STATED EXERCISE> Please write out the material that follows, exactly as it stands.

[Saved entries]
################

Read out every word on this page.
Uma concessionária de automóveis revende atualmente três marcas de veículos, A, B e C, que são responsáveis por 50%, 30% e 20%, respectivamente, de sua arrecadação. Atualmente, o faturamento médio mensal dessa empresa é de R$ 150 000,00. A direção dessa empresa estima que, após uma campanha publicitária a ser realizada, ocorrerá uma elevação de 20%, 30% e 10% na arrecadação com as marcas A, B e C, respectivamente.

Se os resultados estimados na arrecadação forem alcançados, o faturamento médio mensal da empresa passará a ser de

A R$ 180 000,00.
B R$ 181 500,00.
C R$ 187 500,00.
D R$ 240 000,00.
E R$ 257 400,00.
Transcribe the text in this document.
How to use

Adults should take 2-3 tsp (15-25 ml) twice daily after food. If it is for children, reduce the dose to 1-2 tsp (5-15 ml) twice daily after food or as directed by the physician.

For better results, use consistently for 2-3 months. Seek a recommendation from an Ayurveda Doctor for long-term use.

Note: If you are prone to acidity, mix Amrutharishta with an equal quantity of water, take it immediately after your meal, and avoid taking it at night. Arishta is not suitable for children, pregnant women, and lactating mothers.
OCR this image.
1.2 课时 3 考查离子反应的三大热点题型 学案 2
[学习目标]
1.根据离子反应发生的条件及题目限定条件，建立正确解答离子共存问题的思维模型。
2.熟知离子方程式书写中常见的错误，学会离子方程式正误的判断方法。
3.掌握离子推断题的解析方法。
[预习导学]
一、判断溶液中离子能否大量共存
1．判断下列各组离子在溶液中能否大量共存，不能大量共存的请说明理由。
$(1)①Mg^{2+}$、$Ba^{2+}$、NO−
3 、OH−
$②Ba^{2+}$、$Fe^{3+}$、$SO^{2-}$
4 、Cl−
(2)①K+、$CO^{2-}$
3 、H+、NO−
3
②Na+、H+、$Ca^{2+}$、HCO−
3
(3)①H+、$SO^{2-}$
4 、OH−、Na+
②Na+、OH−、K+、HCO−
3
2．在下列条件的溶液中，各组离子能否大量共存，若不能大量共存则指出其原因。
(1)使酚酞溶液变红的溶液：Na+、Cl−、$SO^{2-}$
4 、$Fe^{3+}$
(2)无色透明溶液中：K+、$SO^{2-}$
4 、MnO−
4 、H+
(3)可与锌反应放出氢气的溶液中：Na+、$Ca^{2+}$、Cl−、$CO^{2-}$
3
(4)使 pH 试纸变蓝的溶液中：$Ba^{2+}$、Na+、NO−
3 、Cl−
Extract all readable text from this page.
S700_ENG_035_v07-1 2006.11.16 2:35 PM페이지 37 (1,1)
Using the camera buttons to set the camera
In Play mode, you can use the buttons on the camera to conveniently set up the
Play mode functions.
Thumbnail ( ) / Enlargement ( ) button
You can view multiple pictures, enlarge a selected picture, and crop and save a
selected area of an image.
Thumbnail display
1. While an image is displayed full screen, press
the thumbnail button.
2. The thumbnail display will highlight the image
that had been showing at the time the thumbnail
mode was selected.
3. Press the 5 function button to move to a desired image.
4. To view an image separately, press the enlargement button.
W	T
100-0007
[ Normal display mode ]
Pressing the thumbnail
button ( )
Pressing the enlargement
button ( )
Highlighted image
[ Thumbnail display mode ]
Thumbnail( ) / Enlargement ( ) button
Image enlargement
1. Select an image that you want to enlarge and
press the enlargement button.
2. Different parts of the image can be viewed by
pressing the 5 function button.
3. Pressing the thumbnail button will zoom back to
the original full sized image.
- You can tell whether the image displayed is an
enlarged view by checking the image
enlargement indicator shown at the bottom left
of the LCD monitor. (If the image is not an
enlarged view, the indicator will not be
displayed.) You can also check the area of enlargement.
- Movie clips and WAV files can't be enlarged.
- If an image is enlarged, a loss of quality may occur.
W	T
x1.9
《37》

################

CORRECT OUTPUT>
Read out every word on this page.
Uma concessionária de automóveis revende atualmente três marcas de veículos, A, B e C, que são responsáveis por 50%, 30% e 20%, respectivamente, de sua arrecadação. Atualmente, o faturamento médio mensal dessa empresa é de R$ 150 000,00. A direção dessa empresa estima que, após uma campanha publicitária a ser realizada, ocorrerá uma elevação de 20%, 30% e 10% na arrecadação com as marcas A, B e C, respectivamente.

Se os resultados estimados na arrecadação forem alcançados, o faturamento médio mensal da empresa passará a ser de

A R$ 180 000,00.
B R$ 181 500,00.
C R$ 187 500,00.
D R$ 240 000,00.
E R$ 257 400,00.
Transcribe the text in this document.
How to use

Adults should take 2-3 tsp (15-25 ml) twice daily after food. If it is for children, reduce the dose to 1-2 tsp (5-15 ml) twice daily after food or as directed by the physician.

For better results, use consistently for 2-3 months. Seek a recommendation from an Ayurveda Doctor for long-term use.

Note: If you are prone to acidity, mix Amrutharishta with an equal quantity of water, take it immediately after your meal, and avoid taking it at night. Arishta is not suitable for children, pregnant women, and lactating mothers.
OCR this image.
1.2 课时 3 考查离子反应的三大热点题型 学案 2
[学习目标]
1.根据离子反应发生的条件及题目限定条件，建立正确解答离子共存问题的思维模型。
2.熟知离子方程式书写中常见的错误，学会离子方程式正误的判断方法。
3.掌握离子推断题的解析方法。
[预习导学]
一、判断溶液中离子能否大量共存
1．判断下列各组离子在溶液中能否大量共存，不能大量共存的请说明理由。
$(1)①Mg^{2+}$、$Ba^{2+}$、NO−
3 、OH−
$②Ba^{2+}$、$Fe^{3+}$、$SO^{2-}$
4 、Cl−
(2)①K+、$CO^{2-}$
3 、H+、NO−
3
②Na+、H+、$Ca^{2+}$、HCO−
3
(3)①H+、$SO^{2-}$
4 、OH−、Na+
②Na+、OH−、K+、HCO−
3
2．在下列条件的溶液中，各组离子能否大量共存，若不能大量共存则指出其原因。
(1)使酚酞溶液变红的溶液：Na+、Cl−、$SO^{2-}$
4 、$Fe^{3+}$
(2)无色透明溶液中：K+、$SO^{2-}$
4 、MnO−
4 、H+
(3)可与锌反应放出氢气的溶液中：Na+、$Ca^{2+}$、Cl−、$CO^{2-}$
3
(4)使 pH 试纸变蓝的溶液中：$Ba^{2+}$、Na+、NO−
3 、Cl−
Extract all readable text from this page.
S700_ENG_035_v07-1 2006.11.16 2:35 PM페이지 37 (1,1)
Using the camera buttons to set the camera
In Play mode, you can use the buttons on the camera to conveniently set up the
Play mode functions.
Thumbnail ( ) / Enlargement ( ) button
You can view multiple pictures, enlarge a selected picture, and crop and save a
selected area of an image.
Thumbnail display
1. While an image is displayed full screen, press
the thumbnail button.
2. The thumbnail display will highlight the image
that had been showing at the time the thumbnail
mode was selected.
3. Press the 5 function button to move to a desired image.
4. To view an image separately, press the enlargement button.
W	T
100-0007
[ Normal display mode ]
Pressing the thumbnail
button ( )
Pressing the enlargement
button ( )
Highlighted image
[ Thumbnail display mode ]
Thumbnail( ) / Enlargement ( ) button
Image enlargement
1. Select an image that you want to enlarge and
press the enlargement button.
2. Different parts of the image can be viewed by
pressing the 5 function button.
3. Pressing the thumbnail button will zoom back to
the original full sized image.
- You can tell whether the image displayed is an
enlarged view by checking the image
enlargement indicator shown at the bottom left
of the LCD monitor. (If the image is not an
enlarged view, the indicator will not be
displayed.) You can also check the area of enlargement.
- Movie clips and WAV files can't be enlarged.
- If an image is enlarged, a loss of quality may occur.
W	T
x1.9
《37》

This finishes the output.